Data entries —
==============================

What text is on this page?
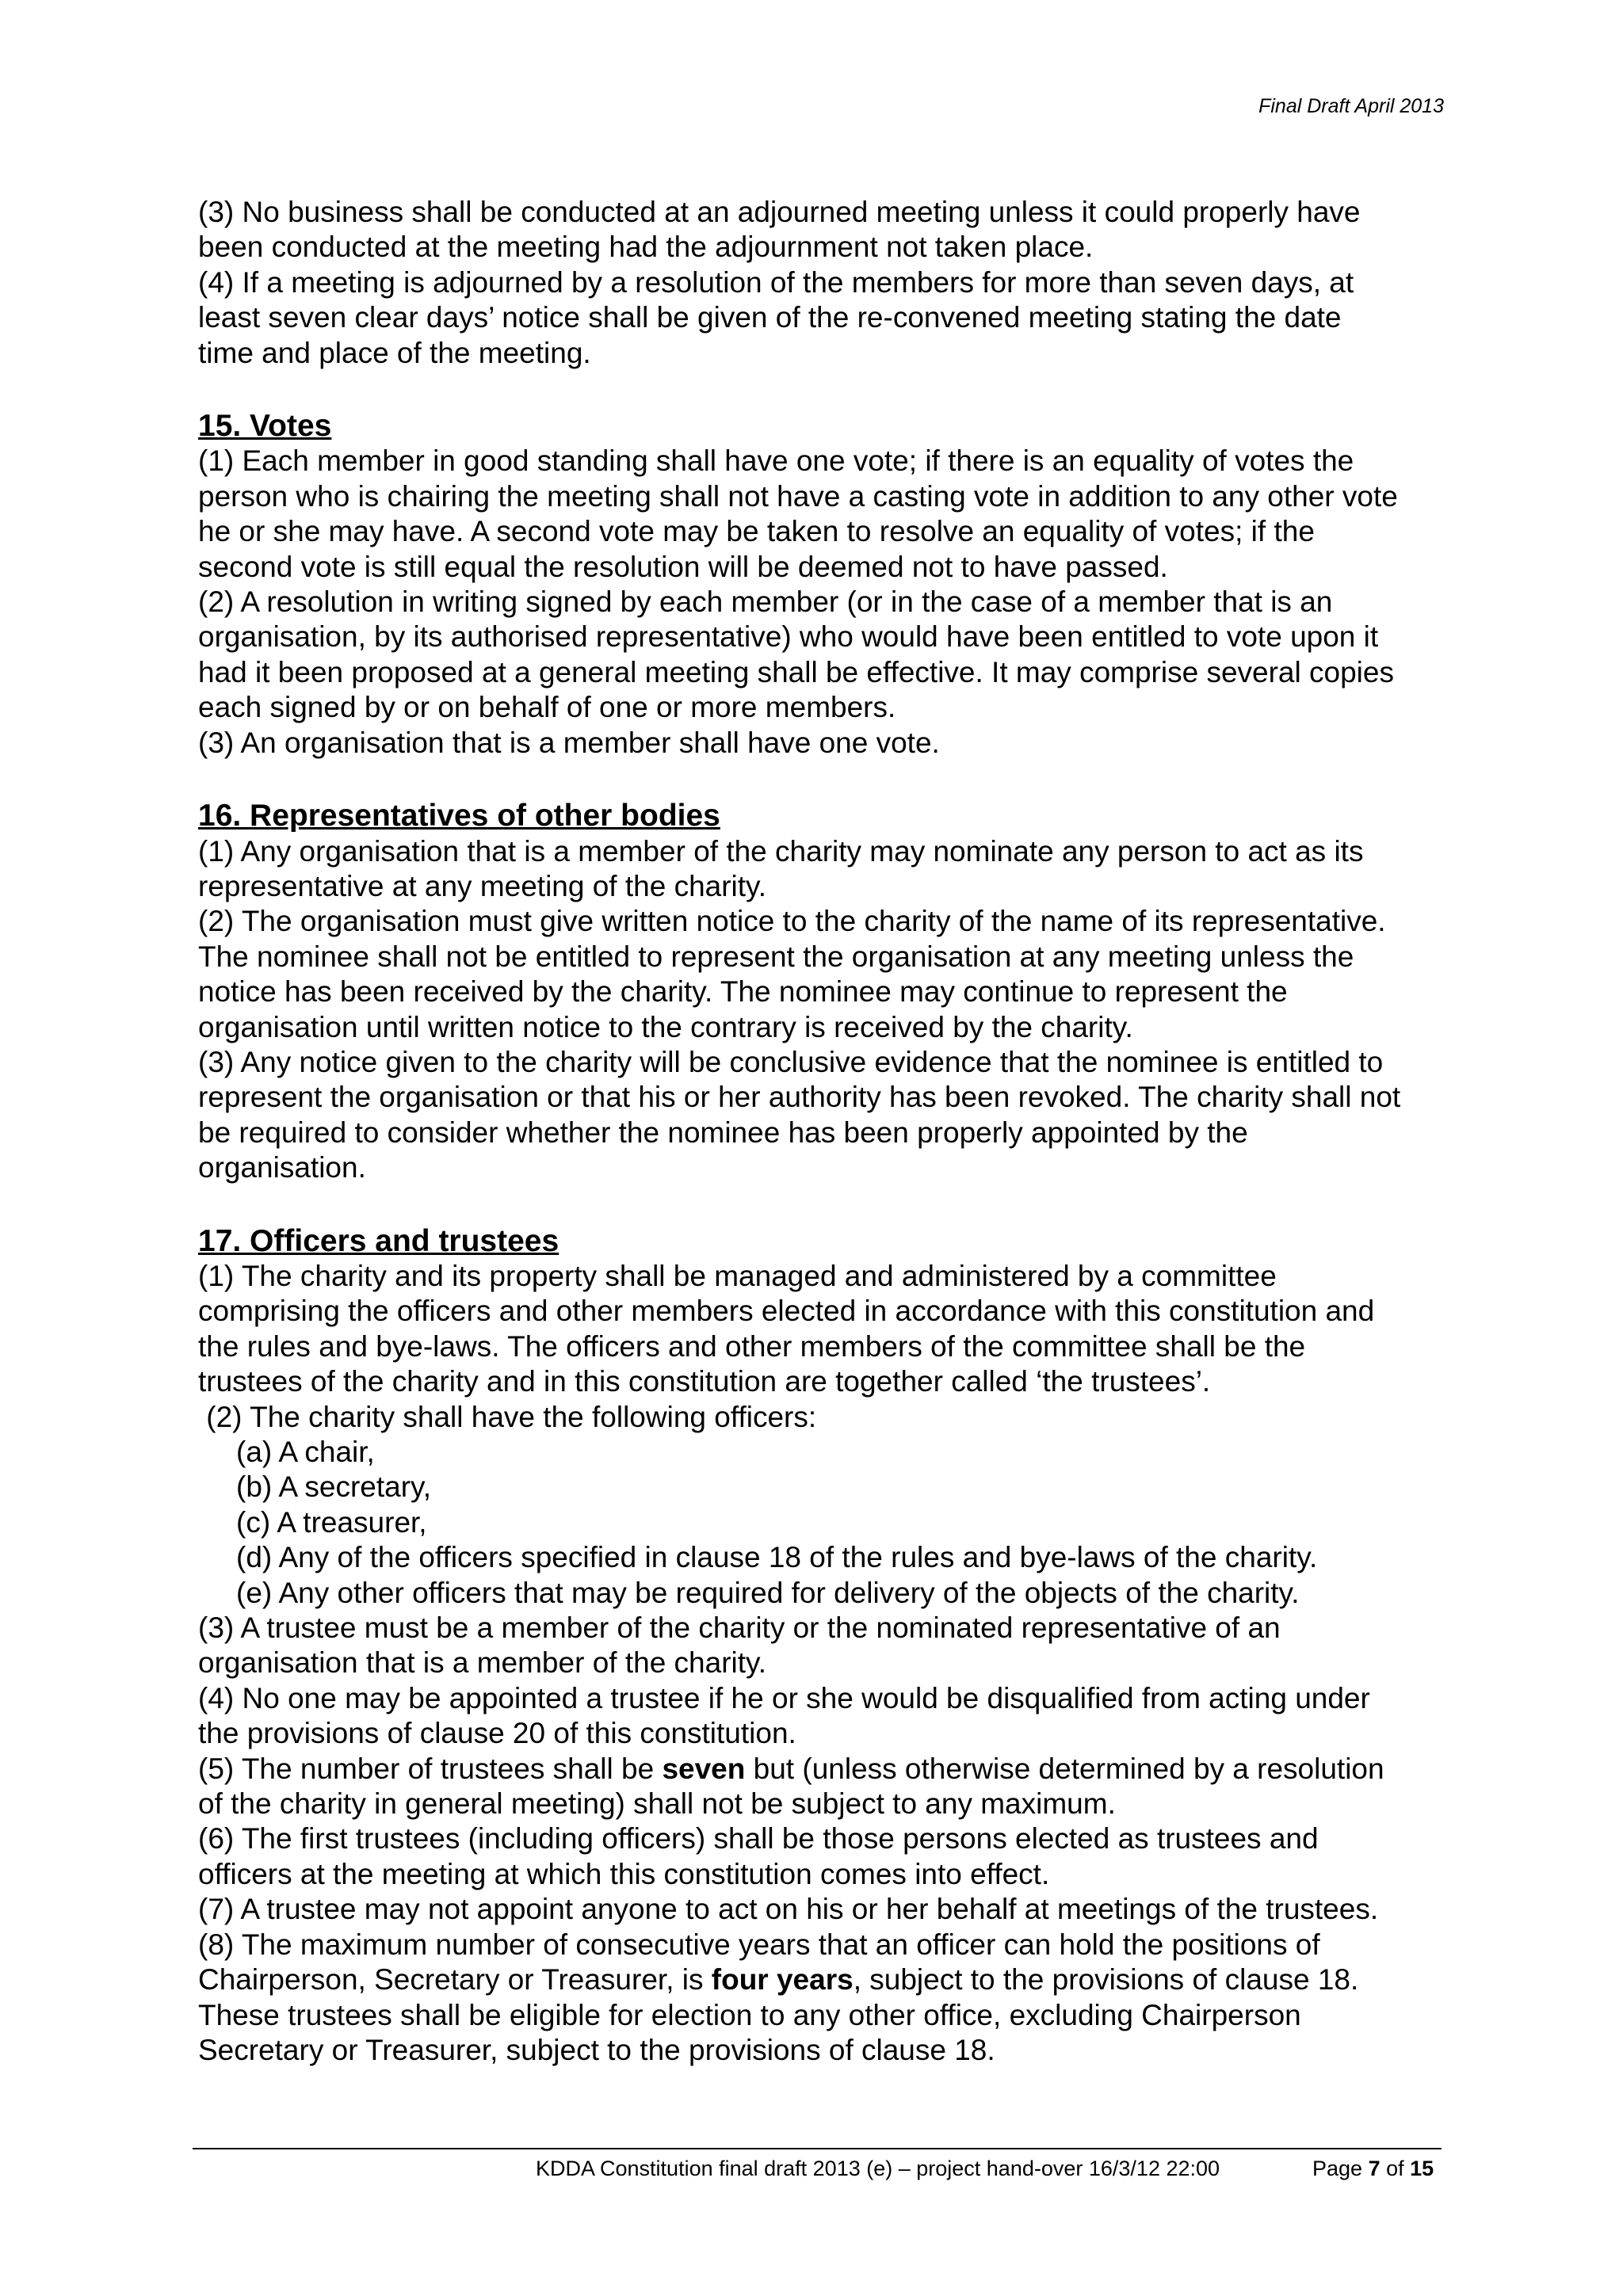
Final Draft April 2013

(3) No business shall be conducted at an adjourned meeting unless it could properly have

been conducted at the meeting had the adjournment not taken place.

(4) If a meeting is adjourned by a resolution of the members for more than seven days, at

least seven clear days’ notice shall be given of the re-convened meeting stating the date

time and place of the meeting.

15. Votes

(1) Each member in good standing shall have one vote; if there is an equality of votes the

person who is chairing the meeting shall not have a casting vote in addition to any other vote

he or she may have. A second vote may be taken to resolve an equality of votes; if the

second vote is still equal the resolution will be deemed not to have passed.

(2) A resolution in writing signed by each member (or in the case of a member that is an

organisation, by its authorised representative) who would have been entitled to vote upon it

had it been proposed at a general meeting shall be effective. It may comprise several copies

each signed by or on behalf of one or more members.

(3) An organisation that is a member shall have one vote.

16. Representatives of other bodies

(1) Any organisation that is a member of the charity may nominate any person to act as its

representative at any meeting of the charity.

(2) The organisation must give written notice to the charity of the name of its representative.

The nominee shall not be entitled to represent the organisation at any meeting unless the

notice has been received by the charity. The nominee may continue to represent the

organisation until written notice to the contrary is received by the charity.

(3) Any notice given to the charity will be conclusive evidence that the nominee is entitled to

represent the organisation or that his or her authority has been revoked. The charity shall not

be required to consider whether the nominee has been properly appointed by the

organisation.

17. Officers and trustees

(1) The charity and its property shall be managed and administered by a committee

comprising the officers and other members elected in accordance with this constitution and

the rules and bye-laws. The officers and other members of the committee shall be the

trustees of the charity and in this constitution are together called ‘the trustees’.

(2) The charity shall have the following officers:

(a) A chair,

(b) A secretary,

(c) A treasurer,

(d) Any of the officers specified in clause 18 of the rules and bye-laws of the charity.

(e) Any other officers that may be required for delivery of the objects of the charity.

(3) A trustee must be a member of the charity or the nominated representative of an

organisation that is a member of the charity.

(4) No one may be appointed a trustee if he or she would be disqualified from acting under

the provisions of clause 20 of this constitution.

(5) The number of trustees shall be seven but (unless otherwise determined by a resolution

of the charity in general meeting) shall not be subject to any maximum.

(6) The first trustees (including officers) shall be those persons elected as trustees and

officers at the meeting at which this constitution comes into effect.

(7) A trustee may not appoint anyone to act on his or her behalf at meetings of the trustees.

(8) The maximum number of consecutive years that an officer can hold the positions of

Chairperson, Secretary or Treasurer, is four years, subject to the provisions of clause 18.

These trustees shall be eligible for election to any other office, excluding Chairperson

Secretary or Treasurer, subject to the provisions of clause 18.

KDDA Constitution final draft 2013 (e) – project hand-over 16/3/12 22:00	Page 7 of 15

==============================

GIVEN PROBLEM — Only lines with the string "nominee" belong in your answer; copy each one.

EXERCISE OUTPUT —
The nominee shall not be entitled to represent the organisation at any meeting unless the
notice has been received by the charity. The nominee may continue to represent the
(3) Any notice given to the charity will be conclusive evidence that the nominee is entitled to
be required to consider whether the nominee has been properly appointed by the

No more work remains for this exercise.